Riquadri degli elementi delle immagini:
------------------------------------------------------------------------
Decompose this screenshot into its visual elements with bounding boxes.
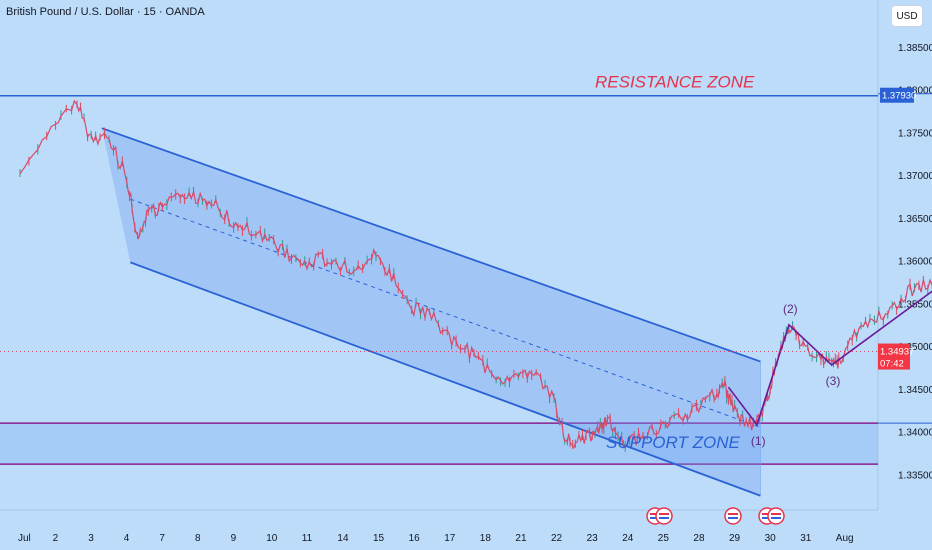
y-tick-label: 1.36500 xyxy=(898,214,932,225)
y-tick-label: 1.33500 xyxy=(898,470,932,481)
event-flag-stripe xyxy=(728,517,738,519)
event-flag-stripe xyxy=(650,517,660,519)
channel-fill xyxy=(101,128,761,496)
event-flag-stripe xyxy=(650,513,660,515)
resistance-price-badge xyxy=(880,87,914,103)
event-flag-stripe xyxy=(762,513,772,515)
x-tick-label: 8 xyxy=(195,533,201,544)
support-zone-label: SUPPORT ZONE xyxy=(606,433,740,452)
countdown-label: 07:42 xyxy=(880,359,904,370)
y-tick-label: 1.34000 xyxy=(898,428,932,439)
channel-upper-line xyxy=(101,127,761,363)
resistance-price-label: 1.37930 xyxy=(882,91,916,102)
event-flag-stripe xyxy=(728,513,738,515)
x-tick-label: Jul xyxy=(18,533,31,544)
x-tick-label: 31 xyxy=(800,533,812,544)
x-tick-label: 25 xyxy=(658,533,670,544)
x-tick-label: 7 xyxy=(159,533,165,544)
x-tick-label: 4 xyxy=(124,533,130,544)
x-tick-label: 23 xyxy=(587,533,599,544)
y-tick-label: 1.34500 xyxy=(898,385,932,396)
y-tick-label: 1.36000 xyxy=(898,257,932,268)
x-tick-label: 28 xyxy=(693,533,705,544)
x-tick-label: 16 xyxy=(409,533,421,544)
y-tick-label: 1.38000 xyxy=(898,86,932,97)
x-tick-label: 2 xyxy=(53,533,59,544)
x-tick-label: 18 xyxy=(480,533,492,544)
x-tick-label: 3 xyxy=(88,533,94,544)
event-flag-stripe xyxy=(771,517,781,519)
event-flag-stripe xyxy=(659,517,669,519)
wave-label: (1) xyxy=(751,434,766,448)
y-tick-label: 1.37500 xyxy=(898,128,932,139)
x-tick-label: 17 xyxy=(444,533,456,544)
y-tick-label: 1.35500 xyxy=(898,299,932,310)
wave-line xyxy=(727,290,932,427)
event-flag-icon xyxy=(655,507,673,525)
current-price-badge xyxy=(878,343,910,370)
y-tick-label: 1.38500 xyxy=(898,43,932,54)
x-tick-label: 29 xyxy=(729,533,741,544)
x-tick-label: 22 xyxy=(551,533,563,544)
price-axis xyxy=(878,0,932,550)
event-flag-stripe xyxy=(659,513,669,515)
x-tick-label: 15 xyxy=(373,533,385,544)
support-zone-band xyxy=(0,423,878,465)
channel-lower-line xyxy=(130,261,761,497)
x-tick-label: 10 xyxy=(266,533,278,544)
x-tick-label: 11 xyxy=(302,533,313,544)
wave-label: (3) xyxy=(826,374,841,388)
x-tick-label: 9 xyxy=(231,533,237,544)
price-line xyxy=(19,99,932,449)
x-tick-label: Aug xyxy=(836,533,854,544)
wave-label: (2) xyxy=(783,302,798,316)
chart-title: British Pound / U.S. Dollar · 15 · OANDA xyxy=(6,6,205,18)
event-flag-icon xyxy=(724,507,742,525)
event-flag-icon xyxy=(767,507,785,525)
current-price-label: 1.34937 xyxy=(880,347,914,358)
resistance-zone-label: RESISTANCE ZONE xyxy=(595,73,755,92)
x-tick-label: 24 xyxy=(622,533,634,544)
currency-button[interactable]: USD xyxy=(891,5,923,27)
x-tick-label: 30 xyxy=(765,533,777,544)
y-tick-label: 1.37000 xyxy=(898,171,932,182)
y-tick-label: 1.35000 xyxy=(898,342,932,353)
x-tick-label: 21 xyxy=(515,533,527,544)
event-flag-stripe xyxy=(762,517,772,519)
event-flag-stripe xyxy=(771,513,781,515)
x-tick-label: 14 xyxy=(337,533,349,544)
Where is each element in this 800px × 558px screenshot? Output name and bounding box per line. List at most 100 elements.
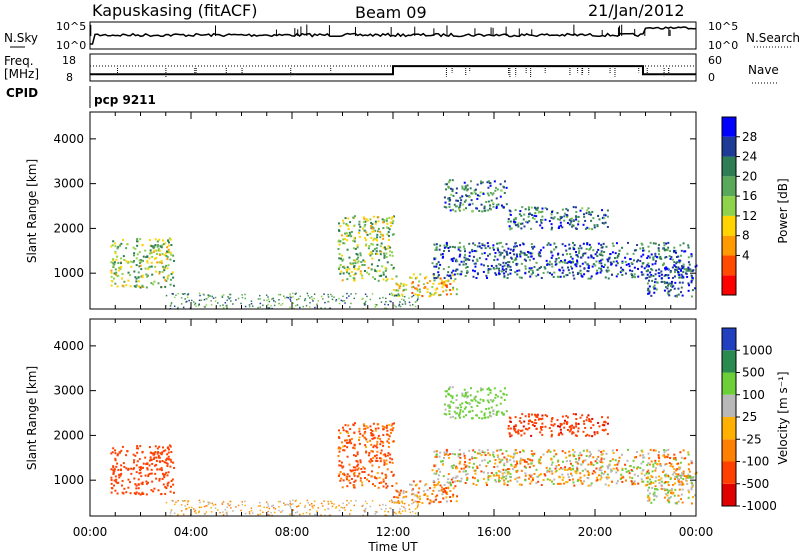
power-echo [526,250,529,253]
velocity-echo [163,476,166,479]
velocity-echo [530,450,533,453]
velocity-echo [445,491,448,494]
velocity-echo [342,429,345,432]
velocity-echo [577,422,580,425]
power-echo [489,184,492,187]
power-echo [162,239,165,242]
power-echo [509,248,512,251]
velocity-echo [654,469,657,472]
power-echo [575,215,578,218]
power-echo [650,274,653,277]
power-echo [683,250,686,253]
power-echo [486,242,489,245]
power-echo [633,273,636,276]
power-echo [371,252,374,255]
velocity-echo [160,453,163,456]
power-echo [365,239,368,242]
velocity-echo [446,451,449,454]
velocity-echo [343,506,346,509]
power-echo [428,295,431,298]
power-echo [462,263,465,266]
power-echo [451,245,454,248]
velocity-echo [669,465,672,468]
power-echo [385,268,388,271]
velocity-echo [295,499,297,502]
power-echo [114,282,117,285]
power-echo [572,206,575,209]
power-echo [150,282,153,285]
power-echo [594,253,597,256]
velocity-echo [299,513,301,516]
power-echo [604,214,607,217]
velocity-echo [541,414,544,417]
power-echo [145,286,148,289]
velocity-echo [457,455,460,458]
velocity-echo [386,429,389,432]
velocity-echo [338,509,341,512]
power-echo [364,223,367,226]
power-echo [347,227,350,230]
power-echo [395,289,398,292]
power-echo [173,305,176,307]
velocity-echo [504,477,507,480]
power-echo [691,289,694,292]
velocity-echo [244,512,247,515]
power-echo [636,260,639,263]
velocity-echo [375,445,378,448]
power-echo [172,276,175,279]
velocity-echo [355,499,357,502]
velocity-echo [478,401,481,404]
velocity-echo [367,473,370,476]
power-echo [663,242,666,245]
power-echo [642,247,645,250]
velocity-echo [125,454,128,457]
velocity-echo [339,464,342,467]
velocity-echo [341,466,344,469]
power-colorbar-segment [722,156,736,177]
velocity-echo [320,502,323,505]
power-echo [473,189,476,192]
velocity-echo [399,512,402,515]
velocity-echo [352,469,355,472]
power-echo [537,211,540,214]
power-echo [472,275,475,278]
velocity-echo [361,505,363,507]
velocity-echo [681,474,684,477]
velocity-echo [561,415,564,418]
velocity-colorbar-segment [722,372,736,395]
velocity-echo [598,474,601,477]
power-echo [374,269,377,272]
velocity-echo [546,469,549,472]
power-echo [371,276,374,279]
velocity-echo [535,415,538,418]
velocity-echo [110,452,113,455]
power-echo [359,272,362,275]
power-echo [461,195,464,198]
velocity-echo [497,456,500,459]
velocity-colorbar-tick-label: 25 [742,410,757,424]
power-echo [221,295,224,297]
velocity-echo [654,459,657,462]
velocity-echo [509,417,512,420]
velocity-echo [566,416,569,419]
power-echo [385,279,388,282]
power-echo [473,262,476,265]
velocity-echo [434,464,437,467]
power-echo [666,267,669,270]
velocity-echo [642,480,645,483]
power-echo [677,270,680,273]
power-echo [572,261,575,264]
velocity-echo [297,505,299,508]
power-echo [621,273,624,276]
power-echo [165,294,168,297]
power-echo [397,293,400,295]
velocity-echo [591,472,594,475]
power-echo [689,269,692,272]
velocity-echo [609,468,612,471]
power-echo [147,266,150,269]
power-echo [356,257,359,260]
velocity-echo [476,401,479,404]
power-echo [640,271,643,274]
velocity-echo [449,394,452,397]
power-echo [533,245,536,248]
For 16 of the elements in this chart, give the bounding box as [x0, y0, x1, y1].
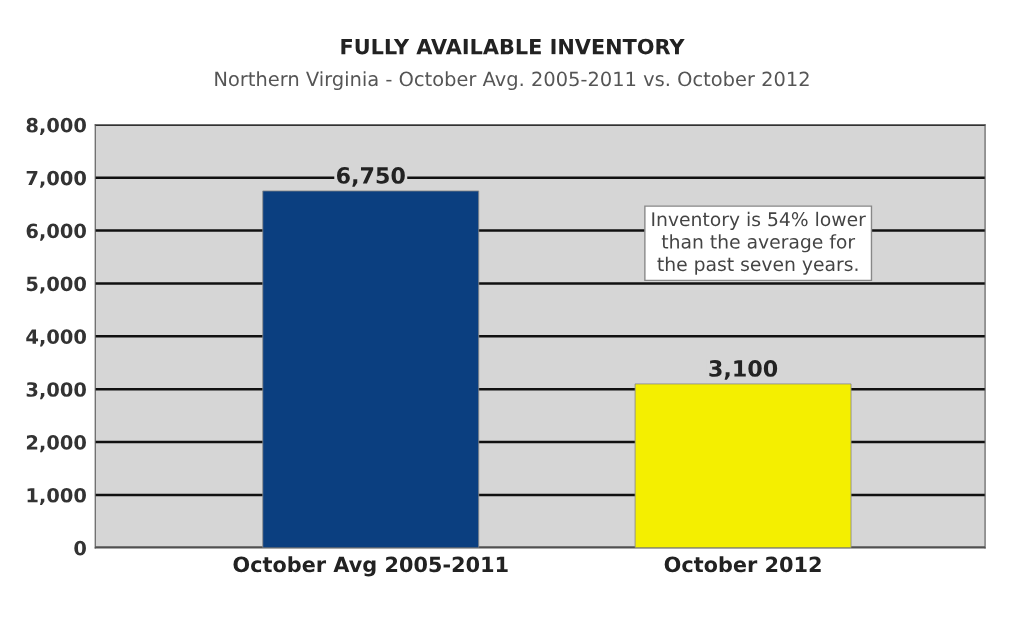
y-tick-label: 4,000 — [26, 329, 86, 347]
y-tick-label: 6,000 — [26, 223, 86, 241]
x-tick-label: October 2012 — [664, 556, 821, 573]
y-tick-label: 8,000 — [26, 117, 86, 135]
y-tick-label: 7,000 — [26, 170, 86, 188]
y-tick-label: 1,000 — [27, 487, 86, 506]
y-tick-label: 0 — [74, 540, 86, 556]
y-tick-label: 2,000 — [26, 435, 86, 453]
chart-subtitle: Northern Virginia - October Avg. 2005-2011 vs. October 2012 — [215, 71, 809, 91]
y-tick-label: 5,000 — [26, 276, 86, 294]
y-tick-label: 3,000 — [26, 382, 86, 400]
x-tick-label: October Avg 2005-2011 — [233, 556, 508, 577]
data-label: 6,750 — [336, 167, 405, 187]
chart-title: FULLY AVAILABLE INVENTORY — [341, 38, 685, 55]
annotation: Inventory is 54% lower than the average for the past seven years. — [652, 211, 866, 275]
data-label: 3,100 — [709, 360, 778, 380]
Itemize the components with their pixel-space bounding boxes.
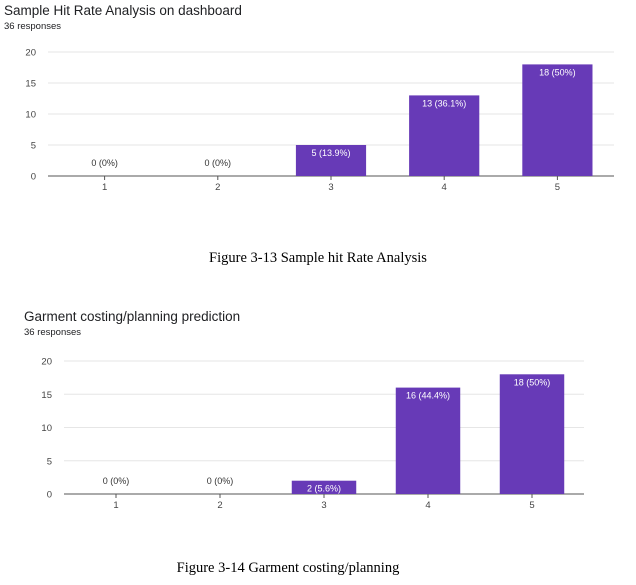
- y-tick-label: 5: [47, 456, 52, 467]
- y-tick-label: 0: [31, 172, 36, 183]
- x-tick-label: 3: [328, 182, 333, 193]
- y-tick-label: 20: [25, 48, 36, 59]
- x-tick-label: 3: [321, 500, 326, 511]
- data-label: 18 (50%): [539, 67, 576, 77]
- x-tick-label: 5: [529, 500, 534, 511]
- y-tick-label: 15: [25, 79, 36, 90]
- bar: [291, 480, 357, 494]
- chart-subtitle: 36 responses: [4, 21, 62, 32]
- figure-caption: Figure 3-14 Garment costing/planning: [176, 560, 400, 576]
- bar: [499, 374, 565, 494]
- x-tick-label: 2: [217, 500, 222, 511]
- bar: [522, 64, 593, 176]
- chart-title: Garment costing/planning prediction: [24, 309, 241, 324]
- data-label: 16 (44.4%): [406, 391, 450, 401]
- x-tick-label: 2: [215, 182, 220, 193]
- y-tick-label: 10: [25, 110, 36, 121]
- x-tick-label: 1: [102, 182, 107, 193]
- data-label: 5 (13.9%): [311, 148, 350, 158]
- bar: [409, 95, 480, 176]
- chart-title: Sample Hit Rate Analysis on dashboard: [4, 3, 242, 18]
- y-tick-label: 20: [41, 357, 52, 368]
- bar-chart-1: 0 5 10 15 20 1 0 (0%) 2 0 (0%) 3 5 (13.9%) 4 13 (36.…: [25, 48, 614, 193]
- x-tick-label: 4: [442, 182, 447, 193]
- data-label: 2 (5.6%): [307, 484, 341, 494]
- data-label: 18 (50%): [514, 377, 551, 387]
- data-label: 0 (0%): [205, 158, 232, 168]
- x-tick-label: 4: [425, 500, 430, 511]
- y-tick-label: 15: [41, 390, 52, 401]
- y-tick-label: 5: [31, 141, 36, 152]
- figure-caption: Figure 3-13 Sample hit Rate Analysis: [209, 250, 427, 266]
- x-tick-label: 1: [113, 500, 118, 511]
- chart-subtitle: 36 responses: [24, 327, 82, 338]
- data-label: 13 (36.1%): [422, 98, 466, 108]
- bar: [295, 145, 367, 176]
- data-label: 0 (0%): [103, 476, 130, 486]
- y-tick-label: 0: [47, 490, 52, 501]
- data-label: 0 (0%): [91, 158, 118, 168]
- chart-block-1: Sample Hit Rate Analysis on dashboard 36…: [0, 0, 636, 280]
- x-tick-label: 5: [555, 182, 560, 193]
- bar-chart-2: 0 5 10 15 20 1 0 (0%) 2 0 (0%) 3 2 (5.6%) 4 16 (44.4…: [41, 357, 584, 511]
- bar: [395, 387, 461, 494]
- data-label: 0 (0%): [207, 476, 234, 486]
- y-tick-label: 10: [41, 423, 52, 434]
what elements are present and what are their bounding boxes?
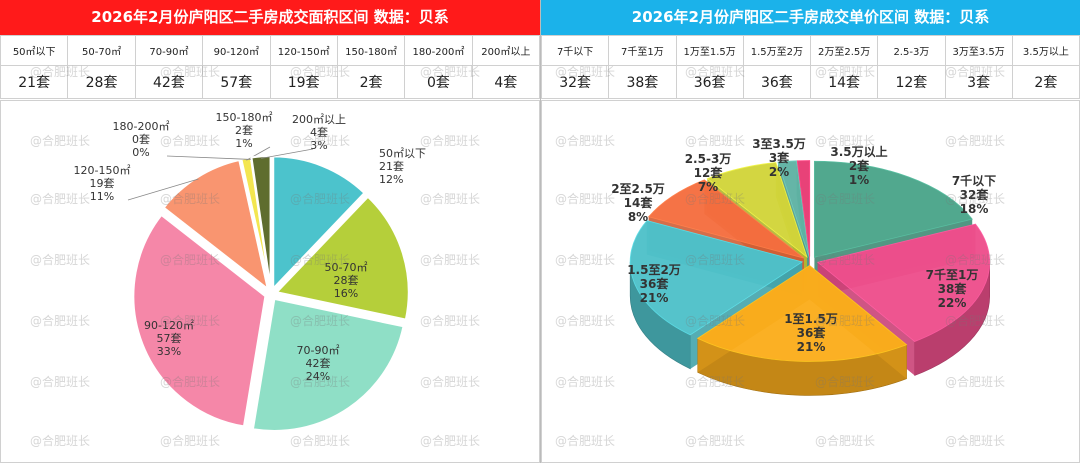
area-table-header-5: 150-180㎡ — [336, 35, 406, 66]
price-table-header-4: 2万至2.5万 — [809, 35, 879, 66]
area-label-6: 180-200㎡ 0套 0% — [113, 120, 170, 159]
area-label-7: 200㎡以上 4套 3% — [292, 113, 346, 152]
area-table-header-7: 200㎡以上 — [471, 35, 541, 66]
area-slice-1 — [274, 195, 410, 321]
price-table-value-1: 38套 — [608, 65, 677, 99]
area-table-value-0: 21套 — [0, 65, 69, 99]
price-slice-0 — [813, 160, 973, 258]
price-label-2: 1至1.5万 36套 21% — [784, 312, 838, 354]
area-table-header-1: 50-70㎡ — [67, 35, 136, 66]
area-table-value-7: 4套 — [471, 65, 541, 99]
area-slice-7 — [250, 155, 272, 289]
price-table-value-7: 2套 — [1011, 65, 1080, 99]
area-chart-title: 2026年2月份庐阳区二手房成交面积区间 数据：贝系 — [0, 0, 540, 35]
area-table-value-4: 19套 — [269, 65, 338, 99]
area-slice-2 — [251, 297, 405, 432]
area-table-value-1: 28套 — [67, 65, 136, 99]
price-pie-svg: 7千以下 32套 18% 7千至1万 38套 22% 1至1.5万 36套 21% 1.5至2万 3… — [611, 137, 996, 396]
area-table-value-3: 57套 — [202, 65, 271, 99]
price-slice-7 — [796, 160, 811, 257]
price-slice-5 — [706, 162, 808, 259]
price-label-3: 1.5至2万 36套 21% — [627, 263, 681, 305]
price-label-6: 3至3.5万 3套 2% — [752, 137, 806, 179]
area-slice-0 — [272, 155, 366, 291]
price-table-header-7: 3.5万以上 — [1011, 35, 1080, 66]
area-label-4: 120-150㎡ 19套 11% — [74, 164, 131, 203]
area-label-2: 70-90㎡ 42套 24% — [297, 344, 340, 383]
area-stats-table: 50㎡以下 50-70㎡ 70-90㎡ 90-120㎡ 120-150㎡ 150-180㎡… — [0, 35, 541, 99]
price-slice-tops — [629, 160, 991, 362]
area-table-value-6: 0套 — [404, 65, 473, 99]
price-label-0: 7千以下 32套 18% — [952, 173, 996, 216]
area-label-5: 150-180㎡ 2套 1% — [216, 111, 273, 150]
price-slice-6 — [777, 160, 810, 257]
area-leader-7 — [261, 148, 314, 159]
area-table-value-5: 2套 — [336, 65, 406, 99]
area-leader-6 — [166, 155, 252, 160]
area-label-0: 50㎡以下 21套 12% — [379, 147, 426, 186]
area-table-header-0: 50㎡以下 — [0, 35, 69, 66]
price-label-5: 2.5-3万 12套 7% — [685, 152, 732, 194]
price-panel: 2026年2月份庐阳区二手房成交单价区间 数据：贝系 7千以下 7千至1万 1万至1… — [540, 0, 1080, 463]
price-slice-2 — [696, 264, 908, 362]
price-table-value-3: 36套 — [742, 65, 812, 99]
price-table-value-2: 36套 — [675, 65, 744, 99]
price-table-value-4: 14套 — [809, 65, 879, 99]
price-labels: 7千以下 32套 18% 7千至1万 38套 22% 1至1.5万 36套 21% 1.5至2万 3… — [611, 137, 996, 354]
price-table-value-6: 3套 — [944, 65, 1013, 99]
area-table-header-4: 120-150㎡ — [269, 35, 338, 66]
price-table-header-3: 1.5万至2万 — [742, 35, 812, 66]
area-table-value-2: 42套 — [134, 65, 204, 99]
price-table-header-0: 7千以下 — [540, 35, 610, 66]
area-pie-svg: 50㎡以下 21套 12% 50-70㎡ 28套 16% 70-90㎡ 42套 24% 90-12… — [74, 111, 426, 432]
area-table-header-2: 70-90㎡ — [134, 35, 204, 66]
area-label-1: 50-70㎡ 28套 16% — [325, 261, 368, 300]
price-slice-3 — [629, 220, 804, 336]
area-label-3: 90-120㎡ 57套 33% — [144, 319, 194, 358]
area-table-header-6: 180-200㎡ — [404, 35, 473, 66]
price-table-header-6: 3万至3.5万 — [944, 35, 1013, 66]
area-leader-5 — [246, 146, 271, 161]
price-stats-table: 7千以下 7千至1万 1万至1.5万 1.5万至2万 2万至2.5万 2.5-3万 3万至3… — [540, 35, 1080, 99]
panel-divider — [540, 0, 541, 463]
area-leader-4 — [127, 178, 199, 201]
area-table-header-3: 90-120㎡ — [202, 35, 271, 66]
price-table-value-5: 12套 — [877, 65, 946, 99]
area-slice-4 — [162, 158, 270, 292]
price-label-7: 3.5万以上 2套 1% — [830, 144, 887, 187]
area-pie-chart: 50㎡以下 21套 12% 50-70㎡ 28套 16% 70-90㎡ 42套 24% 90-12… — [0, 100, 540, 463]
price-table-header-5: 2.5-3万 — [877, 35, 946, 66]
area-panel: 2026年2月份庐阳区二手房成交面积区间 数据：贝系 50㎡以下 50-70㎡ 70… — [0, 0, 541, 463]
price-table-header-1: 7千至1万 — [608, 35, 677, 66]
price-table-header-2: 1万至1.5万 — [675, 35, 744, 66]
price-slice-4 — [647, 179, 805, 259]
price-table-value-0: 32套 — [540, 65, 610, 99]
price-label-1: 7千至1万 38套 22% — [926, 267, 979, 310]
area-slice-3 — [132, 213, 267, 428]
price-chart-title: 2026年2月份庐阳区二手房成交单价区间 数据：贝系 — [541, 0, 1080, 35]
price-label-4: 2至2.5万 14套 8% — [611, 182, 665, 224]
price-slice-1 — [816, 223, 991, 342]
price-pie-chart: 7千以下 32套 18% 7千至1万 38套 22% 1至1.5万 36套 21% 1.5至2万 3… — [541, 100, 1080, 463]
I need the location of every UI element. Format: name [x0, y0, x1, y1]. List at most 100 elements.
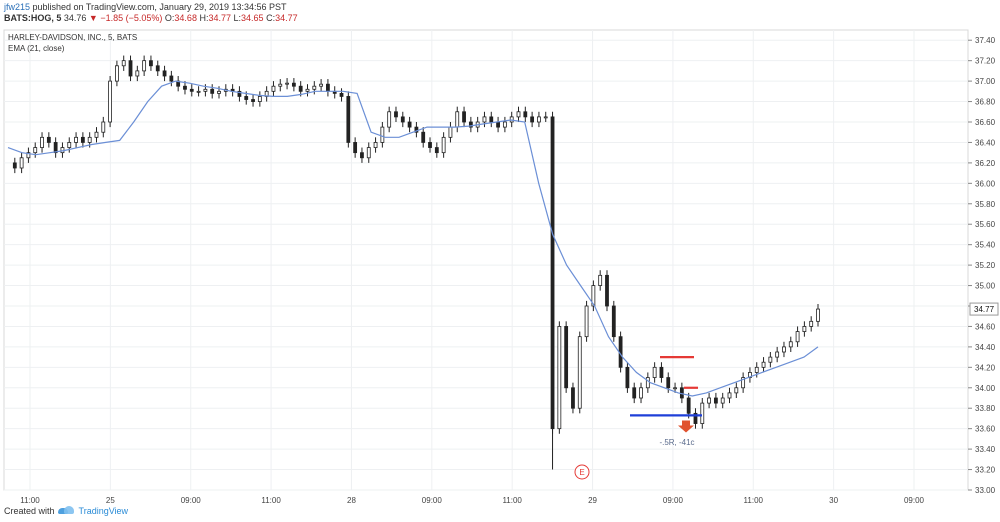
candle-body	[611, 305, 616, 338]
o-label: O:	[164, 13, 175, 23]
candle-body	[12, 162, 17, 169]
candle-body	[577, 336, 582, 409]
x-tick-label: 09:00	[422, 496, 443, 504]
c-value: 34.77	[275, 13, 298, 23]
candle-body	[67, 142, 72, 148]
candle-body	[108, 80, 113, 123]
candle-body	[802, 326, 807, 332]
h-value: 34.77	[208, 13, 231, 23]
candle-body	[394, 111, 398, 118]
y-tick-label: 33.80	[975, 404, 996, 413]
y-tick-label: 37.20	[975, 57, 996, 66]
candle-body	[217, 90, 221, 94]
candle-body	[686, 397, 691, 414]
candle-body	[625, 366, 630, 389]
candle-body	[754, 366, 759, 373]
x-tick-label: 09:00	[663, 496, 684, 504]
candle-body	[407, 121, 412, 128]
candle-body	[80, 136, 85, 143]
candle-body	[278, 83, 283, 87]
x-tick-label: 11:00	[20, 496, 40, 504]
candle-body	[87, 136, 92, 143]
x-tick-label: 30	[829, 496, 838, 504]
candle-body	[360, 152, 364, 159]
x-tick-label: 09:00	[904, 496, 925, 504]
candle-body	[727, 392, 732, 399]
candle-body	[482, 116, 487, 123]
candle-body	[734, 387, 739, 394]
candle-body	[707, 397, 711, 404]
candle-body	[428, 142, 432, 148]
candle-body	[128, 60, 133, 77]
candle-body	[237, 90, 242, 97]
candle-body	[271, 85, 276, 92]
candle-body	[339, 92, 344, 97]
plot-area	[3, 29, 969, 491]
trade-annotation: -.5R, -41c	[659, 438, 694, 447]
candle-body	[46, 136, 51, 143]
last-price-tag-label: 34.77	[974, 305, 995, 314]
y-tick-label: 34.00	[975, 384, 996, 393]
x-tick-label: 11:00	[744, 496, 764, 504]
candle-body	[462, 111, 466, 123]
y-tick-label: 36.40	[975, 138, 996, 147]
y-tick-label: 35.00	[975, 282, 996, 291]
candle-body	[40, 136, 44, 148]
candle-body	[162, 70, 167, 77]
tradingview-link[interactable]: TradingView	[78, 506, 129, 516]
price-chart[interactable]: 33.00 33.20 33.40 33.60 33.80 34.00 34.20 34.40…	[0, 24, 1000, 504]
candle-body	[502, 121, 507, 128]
------------------------------------------------------------------------
### Descrizione esercizio
Ripeti tale e quale il materiale a partire dalla riga che contiene "- y-tick-label: 5: [47, 456, 52, 467]" e fermati dopo la riga che contiene "- x-tick-label: 5: [529, 500, 534, 511]".

### Risposta completa
- y-tick-label: 5: [47, 456, 52, 467]
- y-tick-label: 0: [31, 172, 36, 183]
- x-tick-label: 3: [328, 182, 333, 193]
- y-tick-label: 20: [25, 48, 36, 59]
- x-tick-label: 3: [321, 500, 326, 511]
- data-label: 18 (50%): [539, 67, 576, 77]
- x-tick-label: 5: [529, 500, 534, 511]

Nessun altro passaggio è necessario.